** Begin **

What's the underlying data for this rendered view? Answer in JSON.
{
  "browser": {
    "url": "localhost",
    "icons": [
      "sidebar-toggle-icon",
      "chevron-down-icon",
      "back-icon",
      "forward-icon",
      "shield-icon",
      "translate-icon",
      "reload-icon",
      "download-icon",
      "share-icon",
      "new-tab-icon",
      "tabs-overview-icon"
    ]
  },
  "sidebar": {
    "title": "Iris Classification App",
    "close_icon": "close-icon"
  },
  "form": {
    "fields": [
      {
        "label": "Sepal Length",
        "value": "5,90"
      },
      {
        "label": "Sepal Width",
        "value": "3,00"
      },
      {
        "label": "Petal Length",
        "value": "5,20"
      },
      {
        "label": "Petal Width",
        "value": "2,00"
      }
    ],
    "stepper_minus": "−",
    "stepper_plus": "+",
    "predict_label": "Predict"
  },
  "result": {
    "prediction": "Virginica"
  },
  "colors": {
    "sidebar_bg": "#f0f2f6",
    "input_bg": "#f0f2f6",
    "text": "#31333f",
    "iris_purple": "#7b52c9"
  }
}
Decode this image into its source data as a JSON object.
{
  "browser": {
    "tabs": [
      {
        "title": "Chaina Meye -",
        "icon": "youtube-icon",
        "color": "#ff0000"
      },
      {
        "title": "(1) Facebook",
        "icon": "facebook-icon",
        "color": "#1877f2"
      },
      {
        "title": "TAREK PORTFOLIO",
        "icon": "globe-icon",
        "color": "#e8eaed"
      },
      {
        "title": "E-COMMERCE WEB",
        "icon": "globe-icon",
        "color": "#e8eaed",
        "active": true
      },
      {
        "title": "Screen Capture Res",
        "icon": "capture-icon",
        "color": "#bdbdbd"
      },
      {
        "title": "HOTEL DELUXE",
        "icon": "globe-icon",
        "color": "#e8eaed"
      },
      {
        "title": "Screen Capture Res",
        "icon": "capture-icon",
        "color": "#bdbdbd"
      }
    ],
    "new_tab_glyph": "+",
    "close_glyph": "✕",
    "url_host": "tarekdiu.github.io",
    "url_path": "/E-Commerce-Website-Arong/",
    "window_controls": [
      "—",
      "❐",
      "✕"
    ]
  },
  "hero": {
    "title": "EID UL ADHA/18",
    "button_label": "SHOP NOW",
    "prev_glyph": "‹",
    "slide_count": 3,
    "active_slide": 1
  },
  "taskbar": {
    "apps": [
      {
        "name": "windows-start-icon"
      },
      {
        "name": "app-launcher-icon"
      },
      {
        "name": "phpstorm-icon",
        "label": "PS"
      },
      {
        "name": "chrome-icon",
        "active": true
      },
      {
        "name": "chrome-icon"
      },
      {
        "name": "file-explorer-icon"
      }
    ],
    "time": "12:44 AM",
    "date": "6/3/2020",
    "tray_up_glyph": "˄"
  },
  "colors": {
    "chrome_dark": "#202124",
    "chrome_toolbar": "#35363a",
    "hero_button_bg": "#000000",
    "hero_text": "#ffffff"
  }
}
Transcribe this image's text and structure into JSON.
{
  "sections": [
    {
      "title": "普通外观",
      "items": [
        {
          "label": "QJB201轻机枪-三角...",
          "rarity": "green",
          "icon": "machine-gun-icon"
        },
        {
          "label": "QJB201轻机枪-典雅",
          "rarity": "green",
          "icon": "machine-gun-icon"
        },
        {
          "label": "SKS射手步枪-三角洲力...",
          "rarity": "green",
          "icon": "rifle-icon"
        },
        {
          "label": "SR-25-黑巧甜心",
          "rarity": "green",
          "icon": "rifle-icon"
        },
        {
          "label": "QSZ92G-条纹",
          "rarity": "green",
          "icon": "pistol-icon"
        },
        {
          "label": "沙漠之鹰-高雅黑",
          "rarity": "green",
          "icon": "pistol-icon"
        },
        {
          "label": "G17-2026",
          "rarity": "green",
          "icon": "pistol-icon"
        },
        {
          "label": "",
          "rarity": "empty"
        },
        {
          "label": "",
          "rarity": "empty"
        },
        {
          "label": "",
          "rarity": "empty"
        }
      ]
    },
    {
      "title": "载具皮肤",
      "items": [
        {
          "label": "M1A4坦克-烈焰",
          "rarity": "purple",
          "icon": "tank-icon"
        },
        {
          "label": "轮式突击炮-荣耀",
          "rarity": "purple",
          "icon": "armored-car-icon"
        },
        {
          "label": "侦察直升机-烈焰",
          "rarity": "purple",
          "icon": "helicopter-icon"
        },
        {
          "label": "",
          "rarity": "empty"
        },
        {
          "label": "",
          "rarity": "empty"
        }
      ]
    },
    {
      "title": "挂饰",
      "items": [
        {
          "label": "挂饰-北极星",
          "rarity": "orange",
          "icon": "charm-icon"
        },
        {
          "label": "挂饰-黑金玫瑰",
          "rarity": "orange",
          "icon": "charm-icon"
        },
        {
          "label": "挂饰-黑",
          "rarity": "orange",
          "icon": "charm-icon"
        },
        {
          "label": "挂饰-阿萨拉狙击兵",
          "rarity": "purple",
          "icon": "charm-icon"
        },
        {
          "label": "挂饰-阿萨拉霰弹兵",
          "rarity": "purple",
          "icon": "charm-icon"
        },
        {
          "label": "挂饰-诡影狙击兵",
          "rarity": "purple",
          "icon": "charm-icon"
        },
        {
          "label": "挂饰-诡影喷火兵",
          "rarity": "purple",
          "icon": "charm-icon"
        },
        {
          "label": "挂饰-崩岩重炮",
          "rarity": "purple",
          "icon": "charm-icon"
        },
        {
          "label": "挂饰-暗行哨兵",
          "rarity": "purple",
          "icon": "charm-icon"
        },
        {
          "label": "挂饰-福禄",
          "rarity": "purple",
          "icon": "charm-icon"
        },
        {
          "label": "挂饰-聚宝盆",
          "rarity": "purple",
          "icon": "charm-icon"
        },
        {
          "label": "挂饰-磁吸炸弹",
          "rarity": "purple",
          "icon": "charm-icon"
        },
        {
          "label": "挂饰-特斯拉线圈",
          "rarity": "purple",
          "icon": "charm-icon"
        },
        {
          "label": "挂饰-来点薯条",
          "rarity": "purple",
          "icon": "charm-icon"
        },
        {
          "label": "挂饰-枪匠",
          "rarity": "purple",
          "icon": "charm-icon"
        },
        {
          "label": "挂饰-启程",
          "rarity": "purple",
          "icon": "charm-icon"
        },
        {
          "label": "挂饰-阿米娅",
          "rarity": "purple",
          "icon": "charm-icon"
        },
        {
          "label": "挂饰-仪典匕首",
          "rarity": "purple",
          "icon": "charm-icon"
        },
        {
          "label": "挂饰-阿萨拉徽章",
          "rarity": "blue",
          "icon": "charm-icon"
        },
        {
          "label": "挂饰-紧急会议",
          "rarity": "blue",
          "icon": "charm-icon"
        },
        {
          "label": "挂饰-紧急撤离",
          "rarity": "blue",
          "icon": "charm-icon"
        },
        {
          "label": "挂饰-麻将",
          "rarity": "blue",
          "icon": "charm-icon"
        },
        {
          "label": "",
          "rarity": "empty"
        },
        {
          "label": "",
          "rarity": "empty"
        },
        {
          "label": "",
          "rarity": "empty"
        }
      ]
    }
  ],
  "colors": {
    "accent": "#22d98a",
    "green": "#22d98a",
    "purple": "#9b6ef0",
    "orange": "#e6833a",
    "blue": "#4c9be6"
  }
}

** End **

SHORT TASK:
For this exercise, gather every line of the data that contains the word "value".

WRITTEN SOLUTION:
        "value": "5,90"
        "value": "3,00"
        "value": "5,20"
        "value": "2,00"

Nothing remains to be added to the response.